Data records:
══════════

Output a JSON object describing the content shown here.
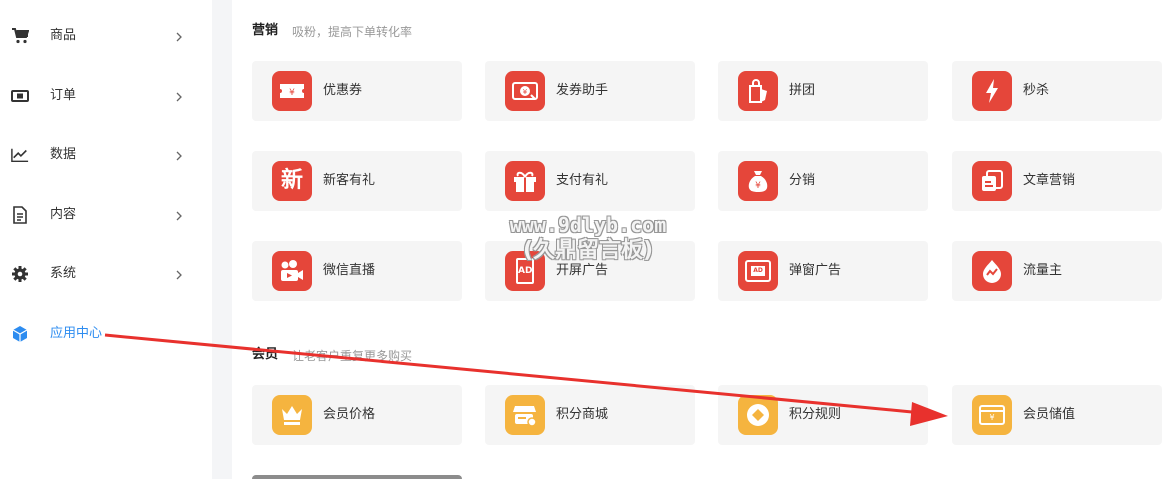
{
  "sidebar": {
    "items": [
      {
        "label": "商品",
        "icon": "cart-icon",
        "active": false
      },
      {
        "label": "订单",
        "icon": "money-icon",
        "active": false
      },
      {
        "label": "数据",
        "icon": "chart-line-icon",
        "active": false
      },
      {
        "label": "内容",
        "icon": "document-icon",
        "active": false
      },
      {
        "label": "系统",
        "icon": "gear-icon",
        "active": false
      },
      {
        "label": "应用中心",
        "icon": "cube-icon",
        "active": true
      }
    ]
  },
  "marketing": {
    "title": "营销",
    "subtitle": "吸粉，提高下单转化率",
    "cards": [
      {
        "label": "优惠券",
        "icon": "coupon-icon"
      },
      {
        "label": "发券助手",
        "icon": "coupon-send-icon"
      },
      {
        "label": "拼团",
        "icon": "group-buy-icon"
      },
      {
        "label": "秒杀",
        "icon": "lightning-icon"
      },
      {
        "label": "新客有礼",
        "icon": "new-customer-icon",
        "glyph": "新"
      },
      {
        "label": "支付有礼",
        "icon": "gift-icon"
      },
      {
        "label": "分销",
        "icon": "money-bag-icon"
      },
      {
        "label": "文章营销",
        "icon": "article-icon"
      },
      {
        "label": "微信直播",
        "icon": "video-camera-icon"
      },
      {
        "label": "开屏广告",
        "icon": "splash-ad-icon",
        "glyph": "AD"
      },
      {
        "label": "弹窗广告",
        "icon": "popup-ad-icon",
        "glyph": "AD"
      },
      {
        "label": "流量主",
        "icon": "traffic-icon"
      }
    ]
  },
  "member": {
    "title": "会员",
    "subtitle": "让老客户重复更多购买",
    "cards": [
      {
        "label": "会员价格",
        "icon": "crown-icon"
      },
      {
        "label": "积分商城",
        "icon": "points-mall-icon"
      },
      {
        "label": "积分规则",
        "icon": "points-rule-icon"
      },
      {
        "label": "会员储值",
        "icon": "wallet-icon",
        "glyph": "¥"
      }
    ]
  },
  "watermark": {
    "line1": "www.9dlyb.com",
    "line2": "(久鼎留言板)"
  },
  "colors": {
    "accent": "#2d8cf0",
    "marketing_icon": "#e5463a",
    "member_icon": "#f5b43f",
    "arrow": "#e8312d"
  }
}
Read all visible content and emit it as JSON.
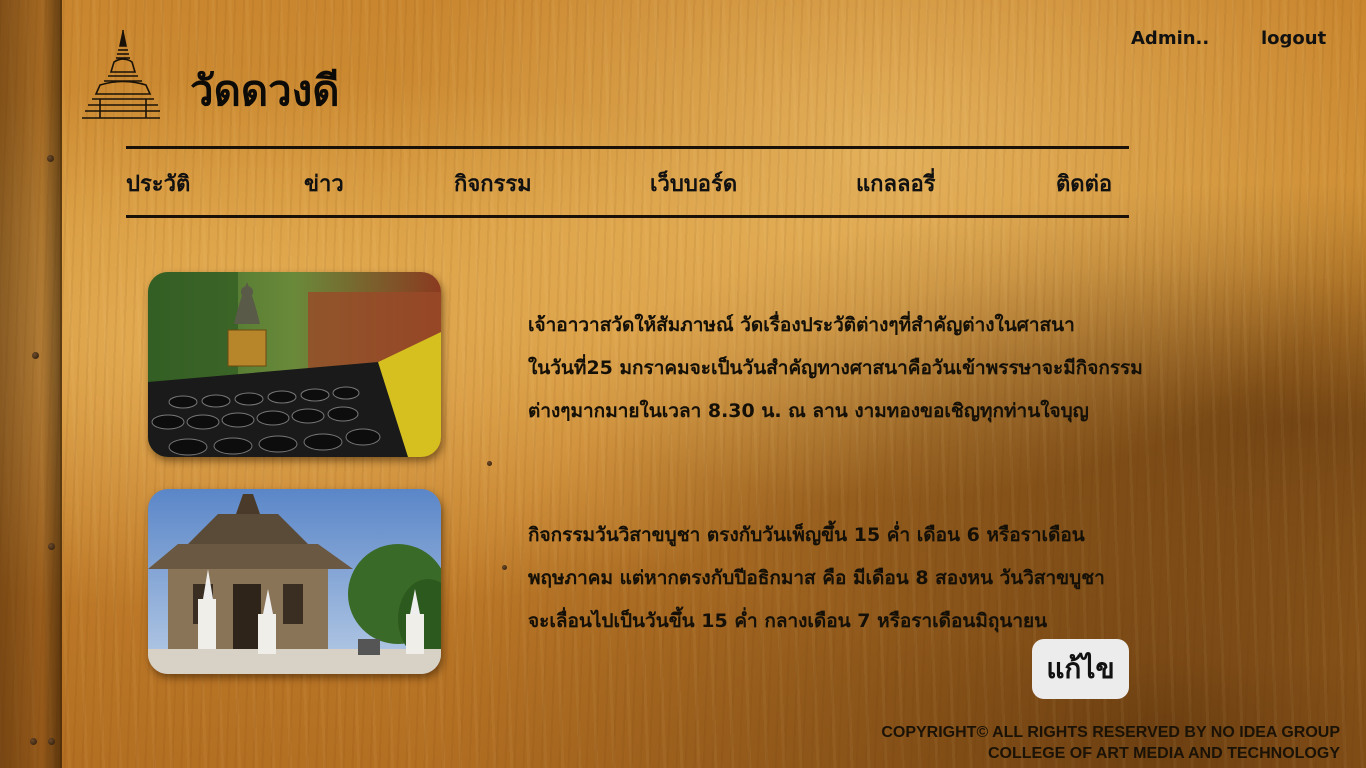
{
  "site": {
    "title": "วัดดวงดี"
  },
  "header": {
    "admin_label": "Admin..",
    "logout_label": "logout"
  },
  "nav": {
    "items": [
      {
        "label": "ประวัติ"
      },
      {
        "label": "ข่าว"
      },
      {
        "label": "กิจกรรม"
      },
      {
        "label": "เว็บบอร์ด"
      },
      {
        "label": "แกลลอรี่"
      },
      {
        "label": "ติดต่อ"
      }
    ]
  },
  "posts": [
    {
      "lines": [
        "เจ้าอาวาสวัดให้สัมภาษณ์ วัดเรื่องประวัติต่างๆที่สำคัญต่างในศาสนา",
        "ในวันที่25 มกราคมจะเป็นวันสำคัญทางศาสนาคือวันเข้าพรรษาจะมีกิจกรรม",
        "ต่างๆมากมายในเวลา 8.30 น. ณ ลาน งามทองขอเชิญทุกท่านใจบุญ"
      ]
    },
    {
      "lines": [
        "กิจกรรมวันวิสาขบูชา ตรงกับวันเพ็ญขึ้น 15 ค่ำ เดือน 6 หรือราเดือน",
        "พฤษภาคม แต่หากตรงกับปีอธิกมาส คือ มีเดือน 8 สองหน วันวิสาขบูชา",
        "จะเลื่อนไปเป็นวันขึ้น 15 ค่ำ กลางเดือน 7 หรือราเดือนมิถุนายน"
      ]
    }
  ],
  "edit_button": {
    "label": "แก้ไข"
  },
  "footer": {
    "line1": "COPYRIGHT©  ALL RIGHTS RESERVED BY NO IDEA GROUP",
    "line2": "COLLEGE OF ART MEDIA AND TECHNOLOGY"
  }
}
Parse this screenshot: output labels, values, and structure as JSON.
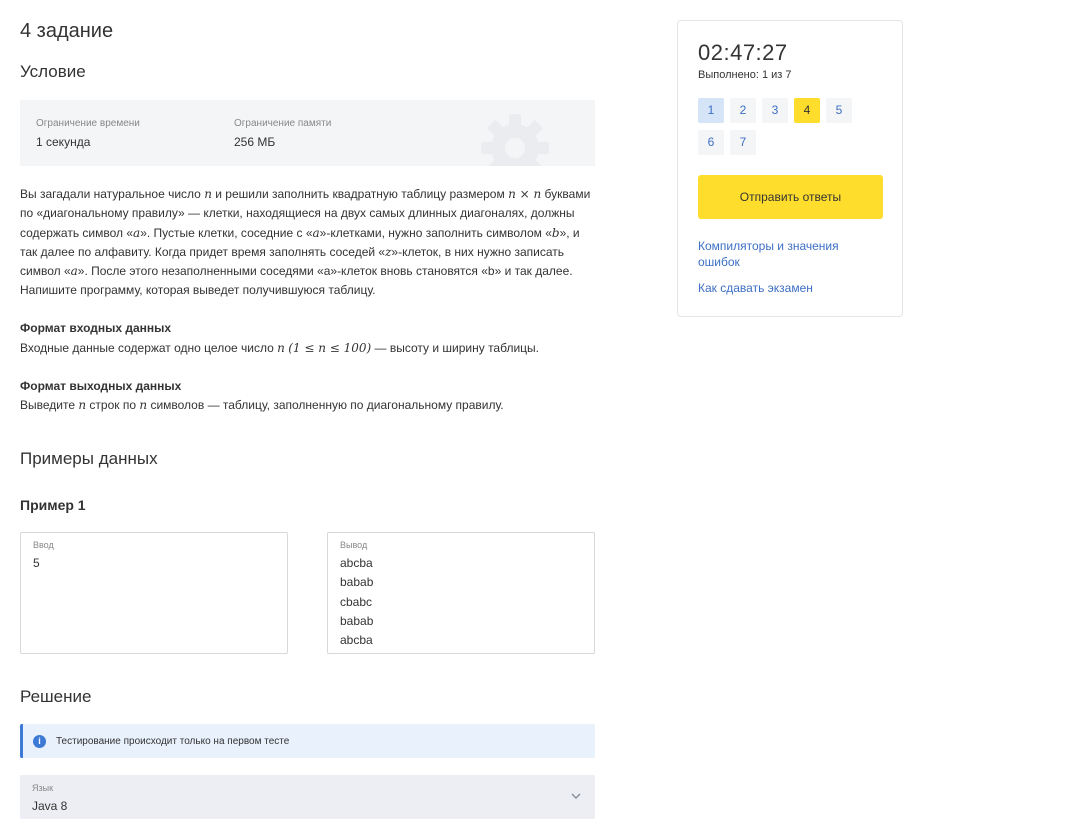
{
  "task": {
    "title": "4 задание",
    "condition_heading": "Условие",
    "limits": {
      "time_label": "Ограничение времени",
      "time_value": "1 секунда",
      "memory_label": "Ограничение памяти",
      "memory_value": "256 МБ"
    },
    "statement": {
      "p1": "Вы загадали натуральное число ",
      "m1": "n",
      "p2": " и решили заполнить квадратную таблицу размером ",
      "m2": "n × n",
      "p3": " буквами по «диагональному правилу» — клетки, находящиеся на двух самых длинных диагоналях, должны содержать символ «",
      "m3": "a",
      "p4": "». Пустые клетки, соседние с «",
      "m4": "a",
      "p5": "»-клетками, нужно заполнить символом «",
      "m5": "b",
      "p6": "», и так далее по алфавиту. Когда придет время заполнять соседей «",
      "m6": "z",
      "p7": "»-клеток, в них нужно записать символ «",
      "m7": "a",
      "p8": "». После этого незаполненными соседями «a»-клеток вновь становятся «b» и так далее. Напишите программу, которая выведет получившуюся таблицу."
    },
    "input_format": {
      "title": "Формат входных данных",
      "p1": "Входные данные содержат одно целое число ",
      "m1": "n",
      "m2": "(1 ≤ n ≤ 100)",
      "p2": " — высоту и ширину таблицы."
    },
    "output_format": {
      "title": "Формат выходных данных",
      "p1": "Выведите ",
      "m1": "n",
      "p2": " строк по ",
      "m2": "n",
      "p3": " символов — таблицу, заполненную по диагональному правилу."
    },
    "examples_heading": "Примеры данных",
    "example": {
      "title": "Пример 1",
      "input_label": "Ввод",
      "input_lines": [
        "5"
      ],
      "output_label": "Вывод",
      "output_lines": [
        "abcba",
        "babab",
        "cbabc",
        "babab",
        "abcba"
      ]
    },
    "solution_heading": "Решение",
    "info_text": "Тестирование происходит только на первом тесте",
    "language": {
      "label": "Язык",
      "value": "Java 8"
    }
  },
  "sidebar": {
    "timer": "02:47:27",
    "progress": "Выполнено: 1 из 7",
    "questions": [
      {
        "label": "1",
        "state": "visited"
      },
      {
        "label": "2",
        "state": "default"
      },
      {
        "label": "3",
        "state": "default"
      },
      {
        "label": "4",
        "state": "active"
      },
      {
        "label": "5",
        "state": "default"
      },
      {
        "label": "6",
        "state": "default"
      },
      {
        "label": "7",
        "state": "default"
      }
    ],
    "submit_label": "Отправить ответы",
    "link_compilers": "Компиляторы и значения ошибок",
    "link_how_to": "Как сдавать экзамен"
  },
  "colors": {
    "accent_yellow": "#ffdd2d",
    "link_blue": "#3d6fc4",
    "info_bg": "#e8f1fc"
  }
}
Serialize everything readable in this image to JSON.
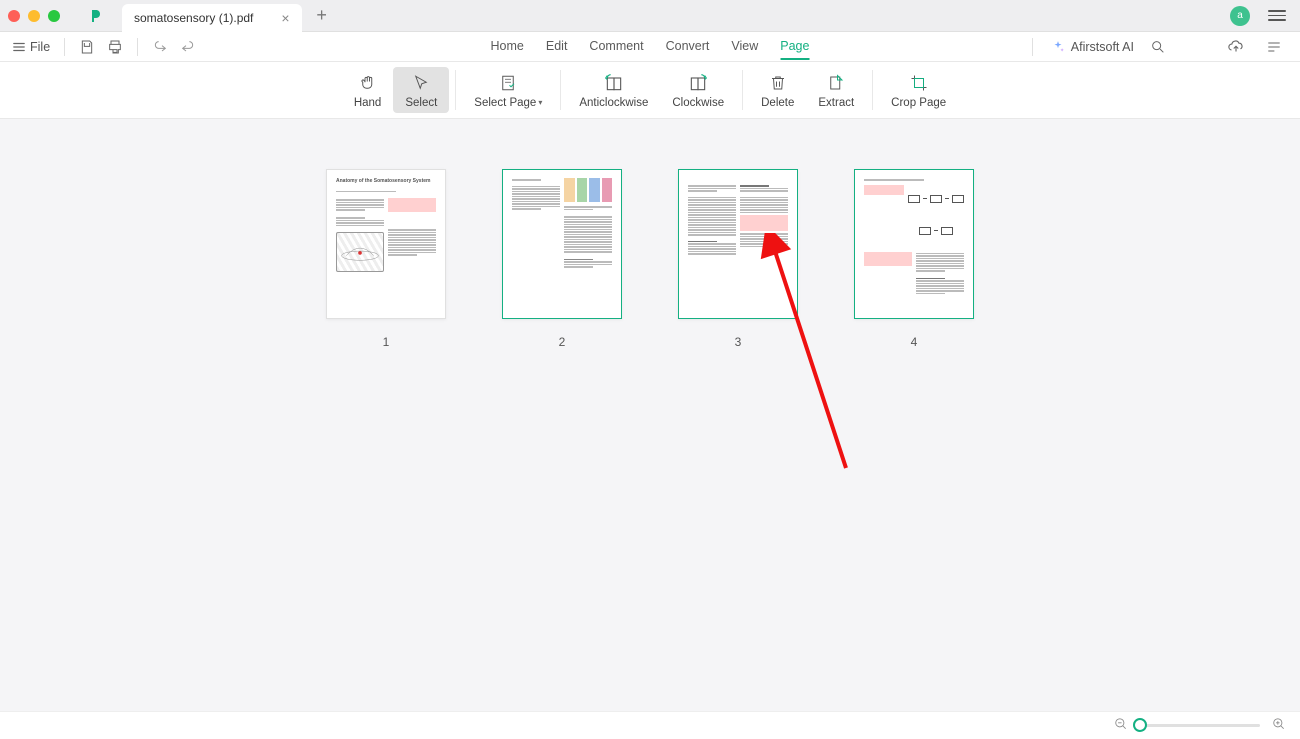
{
  "tab": {
    "title": "somatosensory (1).pdf"
  },
  "avatar_letter": "a",
  "file_menu_label": "File",
  "menu_tabs": {
    "home": "Home",
    "edit": "Edit",
    "comment": "Comment",
    "convert": "Convert",
    "view": "View",
    "page": "Page"
  },
  "active_menu_tab": "page",
  "ai_label": "Afirstsoft AI",
  "ribbon": {
    "hand": "Hand",
    "select": "Select",
    "select_page": "Select Page",
    "anticlockwise": "Anticlockwise",
    "clockwise": "Clockwise",
    "delete": "Delete",
    "extract": "Extract",
    "crop_page": "Crop Page"
  },
  "pages": {
    "p1": "1",
    "p2": "2",
    "p3": "3",
    "p4": "4"
  },
  "page1_title": "Anatomy of the Somatosensory System",
  "selected_pages": [
    2,
    3,
    4
  ]
}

══════════

TASK TO COMPLETE: Restate the listing above word for word, and skip the pictures.

EXERCISE OUTPUT:
Output a JSON object describing the content shown here.
{
  "sidebar": {
    "items": [
      {
        "label": "商品",
        "icon": "cart-icon",
        "active": false
      },
      {
        "label": "订单",
        "icon": "money-icon",
        "active": false
      },
      {
        "label": "数据",
        "icon": "chart-line-icon",
        "active": false
      },
      {
        "label": "内容",
        "icon": "document-icon",
        "active": false
      },
      {
        "label": "系统",
        "icon": "gear-icon",
        "active": false
      },
      {
        "label": "应用中心",
        "icon": "cube-icon",
        "active": true
      }
    ]
  },
  "marketing": {
    "title": "营销",
    "subtitle": "吸粉，提高下单转化率",
    "cards": [
      {
        "label": "优惠券",
        "icon": "coupon-icon"
      },
      {
        "label": "发券助手",
        "icon": "coupon-send-icon"
      },
      {
        "label": "拼团",
        "icon": "group-buy-icon"
      },
      {
        "label": "秒杀",
        "icon": "lightning-icon"
      },
      {
        "label": "新客有礼",
        "icon": "new-customer-icon",
        "glyph": "新"
      },
      {
        "label": "支付有礼",
        "icon": "gift-icon"
      },
      {
        "label": "分销",
        "icon": "money-bag-icon"
      },
      {
        "label": "文章营销",
        "icon": "article-icon"
      },
      {
        "label": "微信直播",
        "icon": "video-camera-icon"
      },
      {
        "label": "开屏广告",
        "icon": "splash-ad-icon",
        "glyph": "AD"
      },
      {
        "label": "弹窗广告",
        "icon": "popup-ad-icon",
        "glyph": "AD"
      },
      {
        "label": "流量主",
        "icon": "traffic-icon"
      }
    ]
  },
  "member": {
    "title": "会员",
    "subtitle": "让老客户重复更多购买",
    "cards": [
      {
        "label": "会员价格",
        "icon": "crown-icon"
      },
      {
        "label": "积分商城",
        "icon": "points-mall-icon"
      },
      {
        "label": "积分规则",
        "icon": "points-rule-icon"
      },
      {
        "label": "会员储值",
        "icon": "wallet-icon",
        "glyph": "¥"
      }
    ]
  },
  "watermark": {
    "line1": "www.9dlyb.com",
    "line2": "(久鼎留言板)"
  },
  "colors": {
    "accent": "#2d8cf0",
    "marketing_icon": "#e5463a",
    "member_icon": "#f5b43f",
    "arrow": "#e8312d"
  }
}
Read all visible content and emit it as JSON.
{
  "site": {
    "title": "วัดดวงดี"
  },
  "header": {
    "admin_label": "Admin..",
    "logout_label": "logout"
  },
  "nav": {
    "items": [
      {
        "label": "ประวัติ"
      },
      {
        "label": "ข่าว"
      },
      {
        "label": "กิจกรรม"
      },
      {
        "label": "เว็บบอร์ด"
      },
      {
        "label": "แกลลอรี่"
      },
      {
        "label": "ติดต่อ"
      }
    ]
  },
  "posts": [
    {
      "lines": [
        "เจ้าอาวาสวัดให้สัมภาษณ์ วัดเรื่องประวัติต่างๆที่สำคัญต่างในศาสนา",
        "ในวันที่25 มกราคมจะเป็นวันสำคัญทางศาสนาคือวันเข้าพรรษาจะมีกิจกรรม",
        "ต่างๆมากมายในเวลา 8.30 น. ณ ลาน งามทองขอเชิญทุกท่านใจบุญ"
      ]
    },
    {
      "lines": [
        "กิจกรรมวันวิสาขบูชา ตรงกับวันเพ็ญขึ้น 15 ค่ำ เดือน 6 หรือราเดือน",
        "พฤษภาคม แต่หากตรงกับปีอธิกมาส คือ มีเดือน 8 สองหน วันวิสาขบูชา",
        "จะเลื่อนไปเป็นวันขึ้น 15 ค่ำ กลางเดือน 7 หรือราเดือนมิถุนายน"
      ]
    }
  ],
  "edit_button": {
    "label": "แก้ไข"
  },
  "footer": {
    "line1": "COPYRIGHT©  ALL RIGHTS RESERVED BY NO IDEA GROUP",
    "line2": "COLLEGE OF ART MEDIA AND TECHNOLOGY"
  }
}
Parse this screenshot: output labels, values, and structure as JSON.
{
  "task": {
    "title": "4 задание",
    "condition_heading": "Условие",
    "limits": {
      "time_label": "Ограничение времени",
      "time_value": "1 секунда",
      "memory_label": "Ограничение памяти",
      "memory_value": "256 МБ"
    },
    "statement": {
      "p1": "Вы загадали натуральное число ",
      "m1": "n",
      "p2": " и решили заполнить квадратную таблицу размером ",
      "m2": "n × n",
      "p3": " буквами по «диагональному правилу» — клетки, находящиеся на двух самых длинных диагоналях, должны содержать символ «",
      "m3": "a",
      "p4": "». Пустые клетки, соседние с «",
      "m4": "a",
      "p5": "»-клетками, нужно заполнить символом «",
      "m5": "b",
      "p6": "», и так далее по алфавиту. Когда придет время заполнять соседей «",
      "m6": "z",
      "p7": "»-клеток, в них нужно записать символ «",
      "m7": "a",
      "p8": "». После этого незаполненными соседями «a»-клеток вновь становятся «b» и так далее. Напишите программу, которая выведет получившуюся таблицу."
    },
    "input_format": {
      "title": "Формат входных данных",
      "p1": "Входные данные содержат одно целое число ",
      "m1": "n",
      "m2": "(1 ≤ n ≤ 100)",
      "p2": " — высоту и ширину таблицы."
    },
    "output_format": {
      "title": "Формат выходных данных",
      "p1": "Выведите ",
      "m1": "n",
      "p2": " строк по ",
      "m2": "n",
      "p3": " символов — таблицу, заполненную по диагональному правилу."
    },
    "examples_heading": "Примеры данных",
    "example": {
      "title": "Пример 1",
      "input_label": "Ввод",
      "input_lines": [
        "5"
      ],
      "output_label": "Вывод",
      "output_lines": [
        "abcba",
        "babab",
        "cbabc",
        "babab",
        "abcba"
      ]
    },
    "solution_heading": "Решение",
    "info_text": "Тестирование происходит только на первом тесте",
    "language": {
      "label": "Язык",
      "value": "Java 8"
    }
  },
  "sidebar": {
    "timer": "02:47:27",
    "progress": "Выполнено: 1 из 7",
    "questions": [
      {
        "label": "1",
        "state": "visited"
      },
      {
        "label": "2",
        "state": "default"
      },
      {
        "label": "3",
        "state": "default"
      },
      {
        "label": "4",
        "state": "active"
      },
      {
        "label": "5",
        "state": "default"
      },
      {
        "label": "6",
        "state": "default"
      },
      {
        "label": "7",
        "state": "default"
      }
    ],
    "submit_label": "Отправить ответы",
    "link_compilers": "Компиляторы и значения ошибок",
    "link_how_to": "Как сдавать экзамен"
  },
  "colors": {
    "accent_yellow": "#ffdd2d",
    "link_blue": "#3d6fc4",
    "info_bg": "#e8f1fc"
  }
}
Serialize everything readable in this image to JSON.
{
  "tab": {
    "title": "somatosensory (1).pdf"
  },
  "avatar_letter": "a",
  "file_menu_label": "File",
  "menu_tabs": {
    "home": "Home",
    "edit": "Edit",
    "comment": "Comment",
    "convert": "Convert",
    "view": "View",
    "page": "Page"
  },
  "active_menu_tab": "page",
  "ai_label": "Afirstsoft AI",
  "ribbon": {
    "hand": "Hand",
    "select": "Select",
    "select_page": "Select Page",
    "anticlockwise": "Anticlockwise",
    "clockwise": "Clockwise",
    "delete": "Delete",
    "extract": "Extract",
    "crop_page": "Crop Page"
  },
  "pages": {
    "p1": "1",
    "p2": "2",
    "p3": "3",
    "p4": "4"
  },
  "page1_title": "Anatomy of the Somatosensory System",
  "selected_pages": [
    2,
    3,
    4
  ]
}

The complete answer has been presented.